## PROBLEM:
Transcribe all of the records word for word, but omit the pictures.
──────────
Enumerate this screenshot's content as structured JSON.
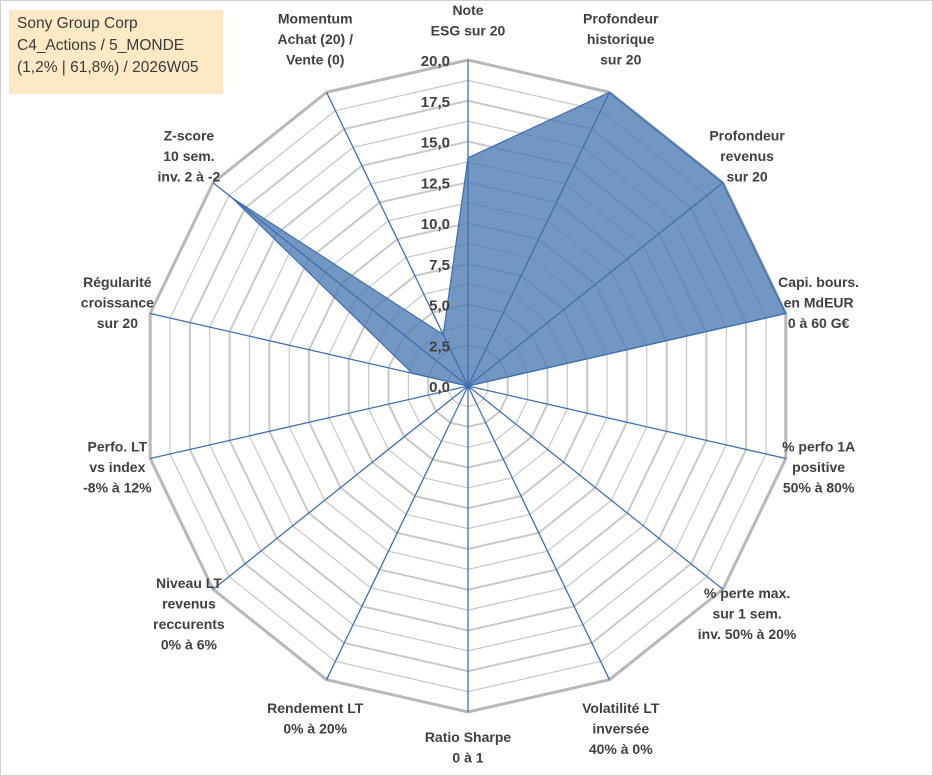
{
  "header": {
    "company": "Sony Group Corp",
    "category": "C4_Actions / 5_MONDE",
    "detail": "(1,2% | 61,8%) / 2026W05"
  },
  "colors": {
    "fill": "#4f7db4",
    "stroke": "#3f6fb0",
    "grid": "#c8c8c8",
    "spoke": "#3f6fb0",
    "title_bg": "#fde9c4"
  },
  "chart_data": {
    "type": "radar",
    "range": [
      0,
      20
    ],
    "major_step": 2.5,
    "tick_labels": [
      "0,0",
      "2,5",
      "5,0",
      "7,5",
      "10,0",
      "12,5",
      "15,0",
      "17,5",
      "20,0"
    ],
    "axes": [
      {
        "label": [
          "Note",
          "ESG sur 20"
        ],
        "value": 14
      },
      {
        "label": [
          "Profondeur",
          "historique",
          "sur 20"
        ],
        "value": 20
      },
      {
        "label": [
          "Profondeur",
          "revenus",
          "sur 20"
        ],
        "value": 20
      },
      {
        "label": [
          "Capi. bours.",
          "en MdEUR",
          "0 à 60 G€"
        ],
        "value": 20
      },
      {
        "label": [
          "% perfo 1A",
          "positive",
          "50% à 80%"
        ],
        "value": 0
      },
      {
        "label": [
          "% perte max.",
          "sur 1 sem.",
          "inv. 50% à 20%"
        ],
        "value": 0
      },
      {
        "label": [
          "Volatilité LT",
          "inversée",
          "40% à 0%"
        ],
        "value": 0
      },
      {
        "label": [
          "Ratio Sharpe",
          "0 à 1"
        ],
        "value": 0
      },
      {
        "label": [
          "Rendement LT",
          "0% à 20%"
        ],
        "value": 0
      },
      {
        "label": [
          "Niveau LT",
          "revenus",
          "reccurents",
          "0% à 6%"
        ],
        "value": 0
      },
      {
        "label": [
          "Perfo. LT",
          "vs index",
          "-8% à 12%"
        ],
        "value": 0
      },
      {
        "label": [
          "Régularité",
          "croissance",
          "sur 20"
        ],
        "value": 3.5
      },
      {
        "label": [
          "Z-score",
          "10 sem.",
          "inv. 2 à -2"
        ],
        "value": 18.5
      },
      {
        "label": [
          "Momentum",
          "Achat (20) /",
          "Vente (0)"
        ],
        "value": 3.5
      }
    ]
  }
}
──────────
## EXERCISE ANSWER:
Enumerate this screenshot's content as structured JSON.
{
  "header": {
    "company": "Sony Group Corp",
    "category": "C4_Actions / 5_MONDE",
    "detail": "(1,2% | 61,8%) / 2026W05"
  },
  "colors": {
    "fill": "#4f7db4",
    "stroke": "#3f6fb0",
    "grid": "#c8c8c8",
    "spoke": "#3f6fb0",
    "title_bg": "#fde9c4"
  },
  "chart_data": {
    "type": "radar",
    "range": [
      0,
      20
    ],
    "major_step": 2.5,
    "tick_labels": [
      "0,0",
      "2,5",
      "5,0",
      "7,5",
      "10,0",
      "12,5",
      "15,0",
      "17,5",
      "20,0"
    ],
    "axes": [
      {
        "label": [
          "Note",
          "ESG sur 20"
        ],
        "value": 14
      },
      {
        "label": [
          "Profondeur",
          "historique",
          "sur 20"
        ],
        "value": 20
      },
      {
        "label": [
          "Profondeur",
          "revenus",
          "sur 20"
        ],
        "value": 20
      },
      {
        "label": [
          "Capi. bours.",
          "en MdEUR",
          "0 à 60 G€"
        ],
        "value": 20
      },
      {
        "label": [
          "% perfo 1A",
          "positive",
          "50% à 80%"
        ],
        "value": 0
      },
      {
        "label": [
          "% perte max.",
          "sur 1 sem.",
          "inv. 50% à 20%"
        ],
        "value": 0
      },
      {
        "label": [
          "Volatilité LT",
          "inversée",
          "40% à 0%"
        ],
        "value": 0
      },
      {
        "label": [
          "Ratio Sharpe",
          "0 à 1"
        ],
        "value": 0
      },
      {
        "label": [
          "Rendement LT",
          "0% à 20%"
        ],
        "value": 0
      },
      {
        "label": [
          "Niveau LT",
          "revenus",
          "reccurents",
          "0% à 6%"
        ],
        "value": 0
      },
      {
        "label": [
          "Perfo. LT",
          "vs index",
          "-8% à 12%"
        ],
        "value": 0
      },
      {
        "label": [
          "Régularité",
          "croissance",
          "sur 20"
        ],
        "value": 3.5
      },
      {
        "label": [
          "Z-score",
          "10 sem.",
          "inv. 2 à -2"
        ],
        "value": 18.5
      },
      {
        "label": [
          "Momentum",
          "Achat (20) /",
          "Vente (0)"
        ],
        "value": 3.5
      }
    ]
  }
}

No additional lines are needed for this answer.